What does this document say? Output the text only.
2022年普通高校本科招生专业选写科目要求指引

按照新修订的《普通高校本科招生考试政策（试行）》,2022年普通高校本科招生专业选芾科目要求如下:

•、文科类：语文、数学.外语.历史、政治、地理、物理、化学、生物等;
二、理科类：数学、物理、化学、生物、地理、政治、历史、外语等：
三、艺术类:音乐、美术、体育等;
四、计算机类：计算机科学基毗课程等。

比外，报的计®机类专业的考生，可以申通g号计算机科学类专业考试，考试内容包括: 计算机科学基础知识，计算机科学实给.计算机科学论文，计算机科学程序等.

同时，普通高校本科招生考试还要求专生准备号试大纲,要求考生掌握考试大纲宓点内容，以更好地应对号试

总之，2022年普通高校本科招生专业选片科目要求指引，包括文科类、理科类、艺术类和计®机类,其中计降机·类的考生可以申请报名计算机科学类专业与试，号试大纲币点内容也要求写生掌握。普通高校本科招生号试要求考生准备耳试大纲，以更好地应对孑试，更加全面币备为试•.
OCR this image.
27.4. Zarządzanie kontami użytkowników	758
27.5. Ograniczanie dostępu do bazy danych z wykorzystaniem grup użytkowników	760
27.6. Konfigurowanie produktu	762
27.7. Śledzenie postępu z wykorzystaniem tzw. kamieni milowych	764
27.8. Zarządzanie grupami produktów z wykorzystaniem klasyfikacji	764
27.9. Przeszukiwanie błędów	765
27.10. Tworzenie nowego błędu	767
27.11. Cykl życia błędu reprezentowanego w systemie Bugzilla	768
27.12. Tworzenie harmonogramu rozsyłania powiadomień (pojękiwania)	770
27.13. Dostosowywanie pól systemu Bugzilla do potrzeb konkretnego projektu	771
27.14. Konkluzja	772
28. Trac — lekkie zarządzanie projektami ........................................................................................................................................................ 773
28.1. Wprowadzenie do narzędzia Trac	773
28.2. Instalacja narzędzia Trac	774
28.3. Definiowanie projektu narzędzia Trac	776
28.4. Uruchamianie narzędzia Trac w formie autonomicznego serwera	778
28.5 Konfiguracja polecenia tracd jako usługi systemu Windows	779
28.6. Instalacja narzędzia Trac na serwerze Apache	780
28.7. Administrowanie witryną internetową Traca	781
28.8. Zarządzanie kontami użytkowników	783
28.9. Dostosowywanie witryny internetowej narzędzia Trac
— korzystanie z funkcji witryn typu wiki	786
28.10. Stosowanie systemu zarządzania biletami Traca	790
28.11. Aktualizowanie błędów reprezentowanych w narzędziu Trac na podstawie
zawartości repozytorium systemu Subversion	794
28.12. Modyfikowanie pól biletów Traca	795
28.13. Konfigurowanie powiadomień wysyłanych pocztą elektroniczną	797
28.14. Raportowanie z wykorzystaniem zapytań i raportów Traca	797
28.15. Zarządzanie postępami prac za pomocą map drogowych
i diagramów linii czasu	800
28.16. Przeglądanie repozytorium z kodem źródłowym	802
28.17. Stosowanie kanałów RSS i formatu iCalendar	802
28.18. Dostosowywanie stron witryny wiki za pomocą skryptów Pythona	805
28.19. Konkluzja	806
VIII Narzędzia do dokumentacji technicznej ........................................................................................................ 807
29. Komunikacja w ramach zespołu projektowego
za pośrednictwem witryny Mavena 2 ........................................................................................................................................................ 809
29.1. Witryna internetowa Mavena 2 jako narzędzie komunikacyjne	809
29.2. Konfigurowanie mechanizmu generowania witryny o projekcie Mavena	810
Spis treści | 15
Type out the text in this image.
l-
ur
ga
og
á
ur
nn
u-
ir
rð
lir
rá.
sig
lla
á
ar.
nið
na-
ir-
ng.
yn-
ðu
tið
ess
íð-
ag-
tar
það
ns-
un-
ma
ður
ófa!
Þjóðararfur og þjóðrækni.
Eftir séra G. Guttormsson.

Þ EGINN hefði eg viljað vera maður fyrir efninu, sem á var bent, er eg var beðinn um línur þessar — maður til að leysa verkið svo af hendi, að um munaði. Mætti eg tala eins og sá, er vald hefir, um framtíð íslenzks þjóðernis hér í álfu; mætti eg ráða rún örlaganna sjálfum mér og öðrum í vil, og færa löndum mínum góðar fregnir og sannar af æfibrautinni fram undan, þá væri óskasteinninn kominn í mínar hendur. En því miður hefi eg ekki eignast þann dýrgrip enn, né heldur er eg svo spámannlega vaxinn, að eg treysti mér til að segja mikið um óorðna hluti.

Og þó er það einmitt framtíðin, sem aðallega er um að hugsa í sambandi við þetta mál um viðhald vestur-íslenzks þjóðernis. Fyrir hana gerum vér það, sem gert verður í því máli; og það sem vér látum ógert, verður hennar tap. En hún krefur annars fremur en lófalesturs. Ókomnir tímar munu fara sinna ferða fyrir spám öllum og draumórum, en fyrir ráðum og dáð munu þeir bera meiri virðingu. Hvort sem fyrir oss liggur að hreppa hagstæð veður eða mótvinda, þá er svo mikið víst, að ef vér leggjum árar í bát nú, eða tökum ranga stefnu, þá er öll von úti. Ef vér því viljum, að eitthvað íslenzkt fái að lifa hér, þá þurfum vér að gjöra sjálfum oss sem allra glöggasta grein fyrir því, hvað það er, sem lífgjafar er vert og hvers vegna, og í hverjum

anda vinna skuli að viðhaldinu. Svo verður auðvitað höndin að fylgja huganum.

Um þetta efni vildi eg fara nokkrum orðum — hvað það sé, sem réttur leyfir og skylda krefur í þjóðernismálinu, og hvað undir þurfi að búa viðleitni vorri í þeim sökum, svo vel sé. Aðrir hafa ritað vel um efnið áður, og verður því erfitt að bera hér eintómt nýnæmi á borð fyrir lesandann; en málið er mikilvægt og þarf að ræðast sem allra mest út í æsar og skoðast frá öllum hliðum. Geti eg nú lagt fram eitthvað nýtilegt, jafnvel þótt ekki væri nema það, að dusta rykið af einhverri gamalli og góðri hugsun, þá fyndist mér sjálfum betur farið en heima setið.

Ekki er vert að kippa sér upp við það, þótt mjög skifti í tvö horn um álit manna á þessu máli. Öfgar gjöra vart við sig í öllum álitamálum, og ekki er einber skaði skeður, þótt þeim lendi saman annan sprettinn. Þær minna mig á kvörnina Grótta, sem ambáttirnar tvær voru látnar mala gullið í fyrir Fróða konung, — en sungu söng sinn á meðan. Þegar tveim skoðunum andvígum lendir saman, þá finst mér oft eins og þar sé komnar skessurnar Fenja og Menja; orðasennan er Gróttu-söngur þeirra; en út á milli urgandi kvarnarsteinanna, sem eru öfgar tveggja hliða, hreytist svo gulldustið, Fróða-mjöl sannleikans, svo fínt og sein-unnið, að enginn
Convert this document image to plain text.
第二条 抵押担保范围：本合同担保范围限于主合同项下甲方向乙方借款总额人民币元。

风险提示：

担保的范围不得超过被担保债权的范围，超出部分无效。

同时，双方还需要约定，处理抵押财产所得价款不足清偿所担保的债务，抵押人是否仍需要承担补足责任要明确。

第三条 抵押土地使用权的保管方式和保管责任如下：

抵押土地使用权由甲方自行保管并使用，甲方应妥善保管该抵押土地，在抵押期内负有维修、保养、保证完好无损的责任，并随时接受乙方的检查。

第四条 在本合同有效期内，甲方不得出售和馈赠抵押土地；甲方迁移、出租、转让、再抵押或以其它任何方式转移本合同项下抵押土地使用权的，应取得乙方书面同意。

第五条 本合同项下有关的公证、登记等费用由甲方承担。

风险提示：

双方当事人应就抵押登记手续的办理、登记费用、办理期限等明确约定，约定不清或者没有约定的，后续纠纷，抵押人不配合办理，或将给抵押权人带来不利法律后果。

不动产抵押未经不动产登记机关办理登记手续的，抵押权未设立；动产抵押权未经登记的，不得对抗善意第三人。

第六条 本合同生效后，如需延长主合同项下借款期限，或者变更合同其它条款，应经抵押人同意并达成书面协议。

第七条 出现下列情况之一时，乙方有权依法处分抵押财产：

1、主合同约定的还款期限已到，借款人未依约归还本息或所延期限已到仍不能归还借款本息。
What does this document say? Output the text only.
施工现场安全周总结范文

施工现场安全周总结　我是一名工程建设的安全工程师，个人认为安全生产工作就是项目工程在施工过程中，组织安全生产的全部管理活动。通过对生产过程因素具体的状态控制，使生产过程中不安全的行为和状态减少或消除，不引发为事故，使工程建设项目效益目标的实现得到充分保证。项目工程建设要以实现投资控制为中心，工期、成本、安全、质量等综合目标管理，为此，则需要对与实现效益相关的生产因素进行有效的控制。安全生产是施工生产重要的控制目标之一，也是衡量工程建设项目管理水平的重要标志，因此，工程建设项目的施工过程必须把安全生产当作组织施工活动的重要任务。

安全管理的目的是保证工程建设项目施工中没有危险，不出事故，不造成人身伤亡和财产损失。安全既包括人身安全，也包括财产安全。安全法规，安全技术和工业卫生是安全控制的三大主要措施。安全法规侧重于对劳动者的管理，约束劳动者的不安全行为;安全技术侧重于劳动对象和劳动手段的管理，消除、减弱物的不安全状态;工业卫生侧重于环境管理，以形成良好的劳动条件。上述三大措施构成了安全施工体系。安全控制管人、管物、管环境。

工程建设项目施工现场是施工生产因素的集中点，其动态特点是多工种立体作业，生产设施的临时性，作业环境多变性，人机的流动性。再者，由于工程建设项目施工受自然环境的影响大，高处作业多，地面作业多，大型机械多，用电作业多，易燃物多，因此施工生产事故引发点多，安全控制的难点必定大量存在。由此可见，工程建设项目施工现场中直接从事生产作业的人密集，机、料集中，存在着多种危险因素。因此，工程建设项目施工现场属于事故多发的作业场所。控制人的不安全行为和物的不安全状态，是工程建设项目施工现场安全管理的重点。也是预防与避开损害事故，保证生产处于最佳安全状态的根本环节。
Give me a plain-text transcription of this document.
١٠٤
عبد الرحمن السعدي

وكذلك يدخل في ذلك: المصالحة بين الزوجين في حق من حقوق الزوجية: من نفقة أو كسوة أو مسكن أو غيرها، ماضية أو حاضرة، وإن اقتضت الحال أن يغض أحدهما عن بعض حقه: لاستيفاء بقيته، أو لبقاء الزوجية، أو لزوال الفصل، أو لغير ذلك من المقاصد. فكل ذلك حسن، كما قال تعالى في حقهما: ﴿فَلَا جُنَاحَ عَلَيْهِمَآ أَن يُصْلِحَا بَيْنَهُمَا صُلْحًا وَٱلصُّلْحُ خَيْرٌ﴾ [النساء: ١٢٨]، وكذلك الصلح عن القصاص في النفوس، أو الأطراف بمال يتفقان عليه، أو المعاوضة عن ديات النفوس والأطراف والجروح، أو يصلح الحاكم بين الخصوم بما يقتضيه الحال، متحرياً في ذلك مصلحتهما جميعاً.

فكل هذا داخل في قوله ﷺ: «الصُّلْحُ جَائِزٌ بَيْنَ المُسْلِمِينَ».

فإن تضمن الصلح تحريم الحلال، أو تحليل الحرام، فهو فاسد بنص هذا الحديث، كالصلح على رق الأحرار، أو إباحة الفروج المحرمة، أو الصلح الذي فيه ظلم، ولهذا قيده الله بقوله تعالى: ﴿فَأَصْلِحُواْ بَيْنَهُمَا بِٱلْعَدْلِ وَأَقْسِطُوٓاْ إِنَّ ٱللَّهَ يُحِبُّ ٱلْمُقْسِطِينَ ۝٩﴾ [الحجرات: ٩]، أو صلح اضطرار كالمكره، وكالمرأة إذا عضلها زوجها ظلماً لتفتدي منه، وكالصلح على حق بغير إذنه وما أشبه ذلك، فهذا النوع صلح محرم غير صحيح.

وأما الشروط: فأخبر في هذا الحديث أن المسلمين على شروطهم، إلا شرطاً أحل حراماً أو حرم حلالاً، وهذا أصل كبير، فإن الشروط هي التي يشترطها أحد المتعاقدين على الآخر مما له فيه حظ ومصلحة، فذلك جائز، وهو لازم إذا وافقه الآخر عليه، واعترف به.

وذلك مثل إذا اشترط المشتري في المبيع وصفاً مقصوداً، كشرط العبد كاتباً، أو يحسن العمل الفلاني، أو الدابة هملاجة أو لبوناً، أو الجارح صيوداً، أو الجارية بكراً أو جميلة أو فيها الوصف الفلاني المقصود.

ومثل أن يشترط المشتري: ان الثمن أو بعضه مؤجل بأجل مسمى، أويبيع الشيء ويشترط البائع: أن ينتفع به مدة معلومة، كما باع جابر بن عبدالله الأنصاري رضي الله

※

TASK BRIEF – Each line with the string "image" in it needs to be found and copied.

FINAL RESULT –
OCR this image.
Type out the text in this image.
Convert this document image to plain text.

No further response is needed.